= What you should do =
Nothing should be left out: output all of the entries exactly.

Dataset records:
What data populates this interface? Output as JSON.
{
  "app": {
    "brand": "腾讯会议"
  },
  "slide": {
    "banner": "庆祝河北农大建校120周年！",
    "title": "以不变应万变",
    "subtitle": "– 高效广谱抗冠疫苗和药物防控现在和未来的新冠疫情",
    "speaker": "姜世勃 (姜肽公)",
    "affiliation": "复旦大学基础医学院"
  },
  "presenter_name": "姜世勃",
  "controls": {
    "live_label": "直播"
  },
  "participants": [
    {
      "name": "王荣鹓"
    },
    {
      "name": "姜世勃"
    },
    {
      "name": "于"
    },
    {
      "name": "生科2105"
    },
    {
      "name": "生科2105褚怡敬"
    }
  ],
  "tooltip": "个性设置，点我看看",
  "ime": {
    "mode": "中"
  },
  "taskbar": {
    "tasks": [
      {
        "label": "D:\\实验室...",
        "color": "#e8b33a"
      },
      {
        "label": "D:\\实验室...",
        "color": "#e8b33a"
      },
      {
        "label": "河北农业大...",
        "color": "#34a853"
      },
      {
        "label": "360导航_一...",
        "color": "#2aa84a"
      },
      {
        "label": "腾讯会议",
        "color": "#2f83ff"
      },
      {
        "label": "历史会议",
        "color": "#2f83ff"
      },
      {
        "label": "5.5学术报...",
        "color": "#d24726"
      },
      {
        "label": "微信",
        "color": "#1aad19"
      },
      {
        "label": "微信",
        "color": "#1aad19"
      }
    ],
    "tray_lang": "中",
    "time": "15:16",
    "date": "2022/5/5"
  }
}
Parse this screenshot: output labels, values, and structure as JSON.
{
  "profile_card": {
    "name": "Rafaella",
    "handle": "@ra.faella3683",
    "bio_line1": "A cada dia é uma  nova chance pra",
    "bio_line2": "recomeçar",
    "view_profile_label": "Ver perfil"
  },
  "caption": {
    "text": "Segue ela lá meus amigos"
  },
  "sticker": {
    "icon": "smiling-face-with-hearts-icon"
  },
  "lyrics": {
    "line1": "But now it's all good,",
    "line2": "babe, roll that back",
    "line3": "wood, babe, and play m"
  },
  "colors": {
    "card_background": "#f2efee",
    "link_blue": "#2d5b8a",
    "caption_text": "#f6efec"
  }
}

= Final result =
What data populates this interface? Output as JSON.
{
  "app": {
    "brand": "腾讯会议"
  },
  "slide": {
    "banner": "庆祝河北农大建校120周年！",
    "title": "以不变应万变",
    "subtitle": "– 高效广谱抗冠疫苗和药物防控现在和未来的新冠疫情",
    "speaker": "姜世勃 (姜肽公)",
    "affiliation": "复旦大学基础医学院"
  },
  "presenter_name": "姜世勃",
  "controls": {
    "live_label": "直播"
  },
  "participants": [
    {
      "name": "王荣鹓"
    },
    {
      "name": "姜世勃"
    },
    {
      "name": "于"
    },
    {
      "name": "生科2105"
    },
    {
      "name": "生科2105褚怡敬"
    }
  ],
  "tooltip": "个性设置，点我看看",
  "ime": {
    "mode": "中"
  },
  "taskbar": {
    "tasks": [
      {
        "label": "D:\\实验室...",
        "color": "#e8b33a"
      },
      {
        "label": "D:\\实验室...",
        "color": "#e8b33a"
      },
      {
        "label": "河北农业大...",
        "color": "#34a853"
      },
      {
        "label": "360导航_一...",
        "color": "#2aa84a"
      },
      {
        "label": "腾讯会议",
        "color": "#2f83ff"
      },
      {
        "label": "历史会议",
        "color": "#2f83ff"
      },
      {
        "label": "5.5学术报...",
        "color": "#d24726"
      },
      {
        "label": "微信",
        "color": "#1aad19"
      },
      {
        "label": "微信",
        "color": "#1aad19"
      }
    ],
    "tray_lang": "中",
    "time": "15:16",
    "date": "2022/5/5"
  }
}
Parse this screenshot: output labels, values, and structure as JSON.
{
  "profile_card": {
    "name": "Rafaella",
    "handle": "@ra.faella3683",
    "bio_line1": "A cada dia é uma  nova chance pra",
    "bio_line2": "recomeçar",
    "view_profile_label": "Ver perfil"
  },
  "caption": {
    "text": "Segue ela lá meus amigos"
  },
  "sticker": {
    "icon": "smiling-face-with-hearts-icon"
  },
  "lyrics": {
    "line1": "But now it's all good,",
    "line2": "babe, roll that back",
    "line3": "wood, babe, and play m"
  },
  "colors": {
    "card_background": "#f2efee",
    "link_blue": "#2d5b8a",
    "caption_text": "#f6efec"
  }
}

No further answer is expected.